Task prompt — All material below is to be reproduced exactly.

Data for this task —

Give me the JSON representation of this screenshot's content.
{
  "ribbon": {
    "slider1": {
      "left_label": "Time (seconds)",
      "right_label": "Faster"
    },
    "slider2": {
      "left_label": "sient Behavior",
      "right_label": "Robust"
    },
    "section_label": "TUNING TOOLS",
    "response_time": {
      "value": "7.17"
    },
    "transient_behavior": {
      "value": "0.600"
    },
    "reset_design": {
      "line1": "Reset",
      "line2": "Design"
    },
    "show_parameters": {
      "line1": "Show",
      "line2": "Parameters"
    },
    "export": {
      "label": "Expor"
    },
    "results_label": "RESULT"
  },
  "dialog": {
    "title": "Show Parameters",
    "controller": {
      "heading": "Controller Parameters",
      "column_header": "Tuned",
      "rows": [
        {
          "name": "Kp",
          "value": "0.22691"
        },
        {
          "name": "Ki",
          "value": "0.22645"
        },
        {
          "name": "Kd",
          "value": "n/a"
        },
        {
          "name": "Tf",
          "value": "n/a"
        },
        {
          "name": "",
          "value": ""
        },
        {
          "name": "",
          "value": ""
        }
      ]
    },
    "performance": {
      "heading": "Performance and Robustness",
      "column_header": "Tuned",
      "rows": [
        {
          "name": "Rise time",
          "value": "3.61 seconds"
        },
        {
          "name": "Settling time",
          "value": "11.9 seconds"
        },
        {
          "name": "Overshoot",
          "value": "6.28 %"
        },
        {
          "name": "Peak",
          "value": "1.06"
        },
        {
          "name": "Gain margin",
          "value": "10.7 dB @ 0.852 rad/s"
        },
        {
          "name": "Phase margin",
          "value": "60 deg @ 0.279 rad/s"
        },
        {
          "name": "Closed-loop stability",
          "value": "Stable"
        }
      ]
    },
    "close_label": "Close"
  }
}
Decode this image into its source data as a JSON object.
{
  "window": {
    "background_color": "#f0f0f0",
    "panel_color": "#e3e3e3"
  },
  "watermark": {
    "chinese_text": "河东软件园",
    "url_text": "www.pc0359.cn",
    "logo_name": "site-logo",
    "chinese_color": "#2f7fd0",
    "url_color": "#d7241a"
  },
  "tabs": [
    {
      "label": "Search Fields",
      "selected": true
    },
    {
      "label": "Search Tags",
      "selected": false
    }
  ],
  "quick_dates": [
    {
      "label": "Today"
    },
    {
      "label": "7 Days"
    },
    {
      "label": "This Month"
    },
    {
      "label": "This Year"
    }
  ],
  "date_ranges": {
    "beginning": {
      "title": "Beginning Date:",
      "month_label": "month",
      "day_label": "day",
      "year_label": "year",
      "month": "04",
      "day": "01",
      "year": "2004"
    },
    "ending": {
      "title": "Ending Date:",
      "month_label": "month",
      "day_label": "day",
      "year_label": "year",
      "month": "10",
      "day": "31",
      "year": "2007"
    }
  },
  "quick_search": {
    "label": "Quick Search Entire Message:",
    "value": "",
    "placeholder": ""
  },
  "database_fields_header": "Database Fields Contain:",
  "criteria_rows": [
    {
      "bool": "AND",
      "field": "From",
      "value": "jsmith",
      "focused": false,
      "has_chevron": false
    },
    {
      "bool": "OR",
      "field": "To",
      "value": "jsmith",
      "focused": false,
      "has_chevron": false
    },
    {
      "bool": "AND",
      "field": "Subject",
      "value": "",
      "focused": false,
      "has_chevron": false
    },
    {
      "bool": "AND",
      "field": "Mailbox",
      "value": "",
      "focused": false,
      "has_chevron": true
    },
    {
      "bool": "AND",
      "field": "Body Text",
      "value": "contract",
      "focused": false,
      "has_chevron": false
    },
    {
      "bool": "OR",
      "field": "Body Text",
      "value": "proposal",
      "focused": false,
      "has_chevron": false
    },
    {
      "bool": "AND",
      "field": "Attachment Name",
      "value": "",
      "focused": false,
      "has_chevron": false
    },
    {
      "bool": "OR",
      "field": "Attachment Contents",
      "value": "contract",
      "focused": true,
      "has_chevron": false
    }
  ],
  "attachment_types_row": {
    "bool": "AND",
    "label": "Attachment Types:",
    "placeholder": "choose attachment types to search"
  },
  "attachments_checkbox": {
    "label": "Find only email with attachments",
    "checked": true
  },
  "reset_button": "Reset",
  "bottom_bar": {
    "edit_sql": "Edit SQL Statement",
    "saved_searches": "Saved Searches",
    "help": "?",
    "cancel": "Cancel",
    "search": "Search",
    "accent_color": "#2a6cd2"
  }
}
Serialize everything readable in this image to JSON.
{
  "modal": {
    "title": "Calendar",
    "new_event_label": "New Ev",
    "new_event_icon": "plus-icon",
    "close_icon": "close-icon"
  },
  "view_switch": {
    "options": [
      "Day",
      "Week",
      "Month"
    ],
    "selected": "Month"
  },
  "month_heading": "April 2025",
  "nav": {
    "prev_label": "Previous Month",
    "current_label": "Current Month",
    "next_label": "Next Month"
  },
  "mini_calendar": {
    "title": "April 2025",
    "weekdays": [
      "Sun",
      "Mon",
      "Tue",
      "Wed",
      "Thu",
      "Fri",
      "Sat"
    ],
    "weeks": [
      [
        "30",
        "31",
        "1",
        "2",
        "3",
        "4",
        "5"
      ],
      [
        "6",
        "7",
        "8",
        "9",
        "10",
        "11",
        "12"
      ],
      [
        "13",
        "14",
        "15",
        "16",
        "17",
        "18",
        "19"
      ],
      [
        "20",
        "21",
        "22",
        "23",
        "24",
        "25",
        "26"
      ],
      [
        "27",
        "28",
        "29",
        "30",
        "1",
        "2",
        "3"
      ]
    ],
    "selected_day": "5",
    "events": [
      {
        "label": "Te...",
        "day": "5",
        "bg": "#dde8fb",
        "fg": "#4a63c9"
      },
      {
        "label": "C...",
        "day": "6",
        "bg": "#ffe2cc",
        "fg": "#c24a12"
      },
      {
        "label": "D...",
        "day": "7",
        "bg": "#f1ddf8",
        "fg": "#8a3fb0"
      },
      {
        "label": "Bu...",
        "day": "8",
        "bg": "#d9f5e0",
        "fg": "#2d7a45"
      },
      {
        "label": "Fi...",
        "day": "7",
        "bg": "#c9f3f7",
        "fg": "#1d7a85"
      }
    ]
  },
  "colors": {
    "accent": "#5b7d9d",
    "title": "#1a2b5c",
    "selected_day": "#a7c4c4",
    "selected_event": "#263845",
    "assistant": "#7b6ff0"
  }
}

Result of this task —
Give me the JSON representation of this screenshot's content.
{
  "ribbon": {
    "slider1": {
      "left_label": "Time (seconds)",
      "right_label": "Faster"
    },
    "slider2": {
      "left_label": "sient Behavior",
      "right_label": "Robust"
    },
    "section_label": "TUNING TOOLS",
    "response_time": {
      "value": "7.17"
    },
    "transient_behavior": {
      "value": "0.600"
    },
    "reset_design": {
      "line1": "Reset",
      "line2": "Design"
    },
    "show_parameters": {
      "line1": "Show",
      "line2": "Parameters"
    },
    "export": {
      "label": "Expor"
    },
    "results_label": "RESULT"
  },
  "dialog": {
    "title": "Show Parameters",
    "controller": {
      "heading": "Controller Parameters",
      "column_header": "Tuned",
      "rows": [
        {
          "name": "Kp",
          "value": "0.22691"
        },
        {
          "name": "Ki",
          "value": "0.22645"
        },
        {
          "name": "Kd",
          "value": "n/a"
        },
        {
          "name": "Tf",
          "value": "n/a"
        },
        {
          "name": "",
          "value": ""
        },
        {
          "name": "",
          "value": ""
        }
      ]
    },
    "performance": {
      "heading": "Performance and Robustness",
      "column_header": "Tuned",
      "rows": [
        {
          "name": "Rise time",
          "value": "3.61 seconds"
        },
        {
          "name": "Settling time",
          "value": "11.9 seconds"
        },
        {
          "name": "Overshoot",
          "value": "6.28 %"
        },
        {
          "name": "Peak",
          "value": "1.06"
        },
        {
          "name": "Gain margin",
          "value": "10.7 dB @ 0.852 rad/s"
        },
        {
          "name": "Phase margin",
          "value": "60 deg @ 0.279 rad/s"
        },
        {
          "name": "Closed-loop stability",
          "value": "Stable"
        }
      ]
    },
    "close_label": "Close"
  }
}
Decode this image into its source data as a JSON object.
{
  "window": {
    "background_color": "#f0f0f0",
    "panel_color": "#e3e3e3"
  },
  "watermark": {
    "chinese_text": "河东软件园",
    "url_text": "www.pc0359.cn",
    "logo_name": "site-logo",
    "chinese_color": "#2f7fd0",
    "url_color": "#d7241a"
  },
  "tabs": [
    {
      "label": "Search Fields",
      "selected": true
    },
    {
      "label": "Search Tags",
      "selected": false
    }
  ],
  "quick_dates": [
    {
      "label": "Today"
    },
    {
      "label": "7 Days"
    },
    {
      "label": "This Month"
    },
    {
      "label": "This Year"
    }
  ],
  "date_ranges": {
    "beginning": {
      "title": "Beginning Date:",
      "month_label": "month",
      "day_label": "day",
      "year_label": "year",
      "month": "04",
      "day": "01",
      "year": "2004"
    },
    "ending": {
      "title": "Ending Date:",
      "month_label": "month",
      "day_label": "day",
      "year_label": "year",
      "month": "10",
      "day": "31",
      "year": "2007"
    }
  },
  "quick_search": {
    "label": "Quick Search Entire Message:",
    "value": "",
    "placeholder": ""
  },
  "database_fields_header": "Database Fields Contain:",
  "criteria_rows": [
    {
      "bool": "AND",
      "field": "From",
      "value": "jsmith",
      "focused": false,
      "has_chevron": false
    },
    {
      "bool": "OR",
      "field": "To",
      "value": "jsmith",
      "focused": false,
      "has_chevron": false
    },
    {
      "bool": "AND",
      "field": "Subject",
      "value": "",
      "focused": false,
      "has_chevron": false
    },
    {
      "bool": "AND",
      "field": "Mailbox",
      "value": "",
      "focused": false,
      "has_chevron": true
    },
    {
      "bool": "AND",
      "field": "Body Text",
      "value": "contract",
      "focused": false,
      "has_chevron": false
    },
    {
      "bool": "OR",
      "field": "Body Text",
      "value": "proposal",
      "focused": false,
      "has_chevron": false
    },
    {
      "bool": "AND",
      "field": "Attachment Name",
      "value": "",
      "focused": false,
      "has_chevron": false
    },
    {
      "bool": "OR",
      "field": "Attachment Contents",
      "value": "contract",
      "focused": true,
      "has_chevron": false
    }
  ],
  "attachment_types_row": {
    "bool": "AND",
    "label": "Attachment Types:",
    "placeholder": "choose attachment types to search"
  },
  "attachments_checkbox": {
    "label": "Find only email with attachments",
    "checked": true
  },
  "reset_button": "Reset",
  "bottom_bar": {
    "edit_sql": "Edit SQL Statement",
    "saved_searches": "Saved Searches",
    "help": "?",
    "cancel": "Cancel",
    "search": "Search",
    "accent_color": "#2a6cd2"
  }
}
Serialize everything readable in this image to JSON.
{
  "modal": {
    "title": "Calendar",
    "new_event_label": "New Ev",
    "new_event_icon": "plus-icon",
    "close_icon": "close-icon"
  },
  "view_switch": {
    "options": [
      "Day",
      "Week",
      "Month"
    ],
    "selected": "Month"
  },
  "month_heading": "April 2025",
  "nav": {
    "prev_label": "Previous Month",
    "current_label": "Current Month",
    "next_label": "Next Month"
  },
  "mini_calendar": {
    "title": "April 2025",
    "weekdays": [
      "Sun",
      "Mon",
      "Tue",
      "Wed",
      "Thu",
      "Fri",
      "Sat"
    ],
    "weeks": [
      [
        "30",
        "31",
        "1",
        "2",
        "3",
        "4",
        "5"
      ],
      [
        "6",
        "7",
        "8",
        "9",
        "10",
        "11",
        "12"
      ],
      [
        "13",
        "14",
        "15",
        "16",
        "17",
        "18",
        "19"
      ],
      [
        "20",
        "21",
        "22",
        "23",
        "24",
        "25",
        "26"
      ],
      [
        "27",
        "28",
        "29",
        "30",
        "1",
        "2",
        "3"
      ]
    ],
    "selected_day": "5",
    "events": [
      {
        "label": "Te...",
        "day": "5",
        "bg": "#dde8fb",
        "fg": "#4a63c9"
      },
      {
        "label": "C...",
        "day": "6",
        "bg": "#ffe2cc",
        "fg": "#c24a12"
      },
      {
        "label": "D...",
        "day": "7",
        "bg": "#f1ddf8",
        "fg": "#8a3fb0"
      },
      {
        "label": "Bu...",
        "day": "8",
        "bg": "#d9f5e0",
        "fg": "#2d7a45"
      },
      {
        "label": "Fi...",
        "day": "7",
        "bg": "#c9f3f7",
        "fg": "#1d7a85"
      }
    ]
  },
  "colors": {
    "accent": "#5b7d9d",
    "title": "#1a2b5c",
    "selected_day": "#a7c4c4",
    "selected_event": "#263845",
    "assistant": "#7b6ff0"
  }
}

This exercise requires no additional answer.